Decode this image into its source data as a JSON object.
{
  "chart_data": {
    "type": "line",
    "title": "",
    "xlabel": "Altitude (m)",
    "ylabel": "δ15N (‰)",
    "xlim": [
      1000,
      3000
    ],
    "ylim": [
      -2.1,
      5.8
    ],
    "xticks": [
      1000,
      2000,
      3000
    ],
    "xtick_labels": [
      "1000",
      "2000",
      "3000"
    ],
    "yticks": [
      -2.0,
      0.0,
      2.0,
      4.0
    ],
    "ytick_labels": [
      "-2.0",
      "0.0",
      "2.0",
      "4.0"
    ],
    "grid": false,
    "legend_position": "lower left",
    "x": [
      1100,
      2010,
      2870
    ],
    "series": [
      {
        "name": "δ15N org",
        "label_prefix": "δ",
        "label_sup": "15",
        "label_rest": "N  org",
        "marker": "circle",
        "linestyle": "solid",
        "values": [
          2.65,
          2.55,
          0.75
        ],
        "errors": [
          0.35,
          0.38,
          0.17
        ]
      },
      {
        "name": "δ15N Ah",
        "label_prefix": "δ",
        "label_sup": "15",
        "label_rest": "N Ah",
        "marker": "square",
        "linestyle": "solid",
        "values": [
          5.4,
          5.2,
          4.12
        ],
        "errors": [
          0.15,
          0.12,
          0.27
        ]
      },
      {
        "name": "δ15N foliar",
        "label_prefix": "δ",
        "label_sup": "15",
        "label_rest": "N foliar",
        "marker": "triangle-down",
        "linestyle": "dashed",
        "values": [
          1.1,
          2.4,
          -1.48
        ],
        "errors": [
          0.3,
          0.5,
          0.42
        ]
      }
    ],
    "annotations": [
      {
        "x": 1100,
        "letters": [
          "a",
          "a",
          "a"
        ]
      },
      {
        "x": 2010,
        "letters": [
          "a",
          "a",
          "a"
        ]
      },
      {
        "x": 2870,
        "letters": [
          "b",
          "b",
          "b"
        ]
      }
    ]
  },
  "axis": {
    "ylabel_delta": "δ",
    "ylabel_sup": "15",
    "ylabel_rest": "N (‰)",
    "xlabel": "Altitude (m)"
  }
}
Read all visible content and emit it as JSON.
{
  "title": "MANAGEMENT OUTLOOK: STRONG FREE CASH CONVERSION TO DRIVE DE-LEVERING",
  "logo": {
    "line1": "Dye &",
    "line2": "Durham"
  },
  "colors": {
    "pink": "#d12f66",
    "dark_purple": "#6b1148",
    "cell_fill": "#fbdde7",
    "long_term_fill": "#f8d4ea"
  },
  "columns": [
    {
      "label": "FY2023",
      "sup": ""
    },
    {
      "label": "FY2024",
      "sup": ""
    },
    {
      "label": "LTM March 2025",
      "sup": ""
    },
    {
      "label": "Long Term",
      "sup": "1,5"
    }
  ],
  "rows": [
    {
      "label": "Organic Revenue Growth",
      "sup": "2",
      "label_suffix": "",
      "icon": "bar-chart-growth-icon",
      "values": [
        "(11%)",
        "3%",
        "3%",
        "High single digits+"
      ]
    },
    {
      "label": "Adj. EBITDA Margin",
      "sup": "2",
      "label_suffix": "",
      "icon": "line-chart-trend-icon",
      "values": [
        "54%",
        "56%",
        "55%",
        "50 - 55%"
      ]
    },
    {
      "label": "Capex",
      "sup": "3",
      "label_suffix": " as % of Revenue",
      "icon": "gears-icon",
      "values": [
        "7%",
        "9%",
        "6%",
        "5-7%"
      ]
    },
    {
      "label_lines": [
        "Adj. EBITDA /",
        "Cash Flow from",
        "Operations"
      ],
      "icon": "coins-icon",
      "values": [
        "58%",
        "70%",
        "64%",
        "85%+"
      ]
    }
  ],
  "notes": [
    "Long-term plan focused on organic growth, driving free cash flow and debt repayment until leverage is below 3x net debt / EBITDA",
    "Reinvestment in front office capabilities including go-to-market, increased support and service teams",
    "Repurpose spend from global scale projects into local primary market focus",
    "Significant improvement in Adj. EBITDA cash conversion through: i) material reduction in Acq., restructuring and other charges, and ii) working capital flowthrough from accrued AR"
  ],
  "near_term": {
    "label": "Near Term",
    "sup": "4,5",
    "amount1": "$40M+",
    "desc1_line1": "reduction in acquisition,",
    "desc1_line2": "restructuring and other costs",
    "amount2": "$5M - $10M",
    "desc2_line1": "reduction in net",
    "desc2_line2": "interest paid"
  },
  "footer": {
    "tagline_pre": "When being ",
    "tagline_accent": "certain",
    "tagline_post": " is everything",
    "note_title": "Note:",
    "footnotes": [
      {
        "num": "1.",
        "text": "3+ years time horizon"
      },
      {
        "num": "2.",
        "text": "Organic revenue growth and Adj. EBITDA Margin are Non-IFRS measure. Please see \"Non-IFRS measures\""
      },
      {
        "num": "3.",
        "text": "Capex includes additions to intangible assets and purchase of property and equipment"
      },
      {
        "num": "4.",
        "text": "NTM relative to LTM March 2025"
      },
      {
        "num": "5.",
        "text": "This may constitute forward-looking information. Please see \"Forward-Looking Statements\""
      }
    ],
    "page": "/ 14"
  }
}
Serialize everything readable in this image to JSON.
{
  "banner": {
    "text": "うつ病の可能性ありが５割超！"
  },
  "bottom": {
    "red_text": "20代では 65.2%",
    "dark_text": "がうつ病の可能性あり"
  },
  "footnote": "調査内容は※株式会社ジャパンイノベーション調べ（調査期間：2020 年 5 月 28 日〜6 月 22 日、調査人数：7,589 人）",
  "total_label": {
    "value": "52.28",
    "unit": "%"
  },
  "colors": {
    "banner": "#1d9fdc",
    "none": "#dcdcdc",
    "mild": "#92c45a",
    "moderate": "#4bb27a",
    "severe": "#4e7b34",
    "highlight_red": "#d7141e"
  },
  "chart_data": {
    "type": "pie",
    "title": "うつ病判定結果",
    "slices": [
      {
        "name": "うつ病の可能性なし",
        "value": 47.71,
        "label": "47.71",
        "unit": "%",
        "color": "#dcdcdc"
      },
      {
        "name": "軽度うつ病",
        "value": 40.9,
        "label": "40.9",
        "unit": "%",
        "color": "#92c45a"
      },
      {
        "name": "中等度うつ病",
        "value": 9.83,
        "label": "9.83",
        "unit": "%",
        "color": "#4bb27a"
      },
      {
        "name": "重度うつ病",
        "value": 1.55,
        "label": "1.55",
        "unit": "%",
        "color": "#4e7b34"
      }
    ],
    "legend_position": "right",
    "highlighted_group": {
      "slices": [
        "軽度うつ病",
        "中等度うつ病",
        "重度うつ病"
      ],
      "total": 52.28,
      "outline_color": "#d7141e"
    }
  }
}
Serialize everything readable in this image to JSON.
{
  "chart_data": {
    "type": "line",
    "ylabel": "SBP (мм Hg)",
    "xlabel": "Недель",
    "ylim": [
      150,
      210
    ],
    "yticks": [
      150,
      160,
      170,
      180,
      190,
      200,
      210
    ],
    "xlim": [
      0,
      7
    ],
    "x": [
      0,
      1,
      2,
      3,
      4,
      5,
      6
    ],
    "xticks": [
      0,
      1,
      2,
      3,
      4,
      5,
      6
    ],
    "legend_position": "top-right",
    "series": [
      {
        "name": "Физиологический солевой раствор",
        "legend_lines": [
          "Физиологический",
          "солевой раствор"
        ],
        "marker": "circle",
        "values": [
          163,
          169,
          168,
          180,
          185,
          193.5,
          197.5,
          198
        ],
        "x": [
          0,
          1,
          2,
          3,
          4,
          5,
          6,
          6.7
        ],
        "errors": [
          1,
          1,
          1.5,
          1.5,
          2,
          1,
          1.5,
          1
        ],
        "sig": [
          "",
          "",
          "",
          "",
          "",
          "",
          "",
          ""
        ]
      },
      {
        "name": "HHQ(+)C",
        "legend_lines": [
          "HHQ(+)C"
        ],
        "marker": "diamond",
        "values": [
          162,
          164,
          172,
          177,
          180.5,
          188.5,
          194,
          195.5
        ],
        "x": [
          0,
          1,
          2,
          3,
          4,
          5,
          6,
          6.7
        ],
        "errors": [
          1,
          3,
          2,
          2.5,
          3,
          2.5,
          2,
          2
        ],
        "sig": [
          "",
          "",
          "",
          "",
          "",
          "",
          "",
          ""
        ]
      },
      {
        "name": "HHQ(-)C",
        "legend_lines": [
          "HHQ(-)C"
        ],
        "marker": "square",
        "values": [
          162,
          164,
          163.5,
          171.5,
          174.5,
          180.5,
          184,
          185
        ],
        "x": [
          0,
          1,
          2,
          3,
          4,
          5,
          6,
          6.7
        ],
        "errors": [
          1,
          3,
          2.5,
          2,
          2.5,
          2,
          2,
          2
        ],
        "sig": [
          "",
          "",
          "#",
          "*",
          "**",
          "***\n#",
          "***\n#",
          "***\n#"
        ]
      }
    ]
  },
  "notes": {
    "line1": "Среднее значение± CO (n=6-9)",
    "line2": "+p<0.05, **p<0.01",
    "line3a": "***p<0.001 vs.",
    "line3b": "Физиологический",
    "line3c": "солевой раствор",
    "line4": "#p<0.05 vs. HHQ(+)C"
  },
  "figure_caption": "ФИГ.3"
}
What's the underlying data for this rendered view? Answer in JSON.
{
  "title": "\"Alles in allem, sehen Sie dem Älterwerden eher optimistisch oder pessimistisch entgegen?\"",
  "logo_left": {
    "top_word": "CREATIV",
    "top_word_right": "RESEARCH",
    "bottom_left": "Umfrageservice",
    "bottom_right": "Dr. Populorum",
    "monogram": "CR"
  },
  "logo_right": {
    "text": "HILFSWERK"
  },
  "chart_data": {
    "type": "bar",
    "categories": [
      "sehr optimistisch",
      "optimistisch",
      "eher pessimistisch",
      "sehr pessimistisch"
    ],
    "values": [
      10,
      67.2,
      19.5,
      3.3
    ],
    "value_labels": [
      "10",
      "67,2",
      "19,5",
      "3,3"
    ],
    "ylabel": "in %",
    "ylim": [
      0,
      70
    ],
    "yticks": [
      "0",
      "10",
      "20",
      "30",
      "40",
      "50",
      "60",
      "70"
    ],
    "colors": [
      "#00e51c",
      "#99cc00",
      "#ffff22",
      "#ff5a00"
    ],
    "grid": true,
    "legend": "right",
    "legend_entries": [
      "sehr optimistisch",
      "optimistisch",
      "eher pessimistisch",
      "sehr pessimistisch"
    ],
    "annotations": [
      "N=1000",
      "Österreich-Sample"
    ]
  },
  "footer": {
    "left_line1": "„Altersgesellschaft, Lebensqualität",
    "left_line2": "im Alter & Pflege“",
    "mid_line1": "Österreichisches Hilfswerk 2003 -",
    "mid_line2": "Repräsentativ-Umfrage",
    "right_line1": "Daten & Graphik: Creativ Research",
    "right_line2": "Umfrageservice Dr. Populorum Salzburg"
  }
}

+ + + + +

Required task: Look for "March" and pull out every line that has it.

Written solution:
      "label": "LTM March 2025",
        "text": "NTM relative to LTM March 2025"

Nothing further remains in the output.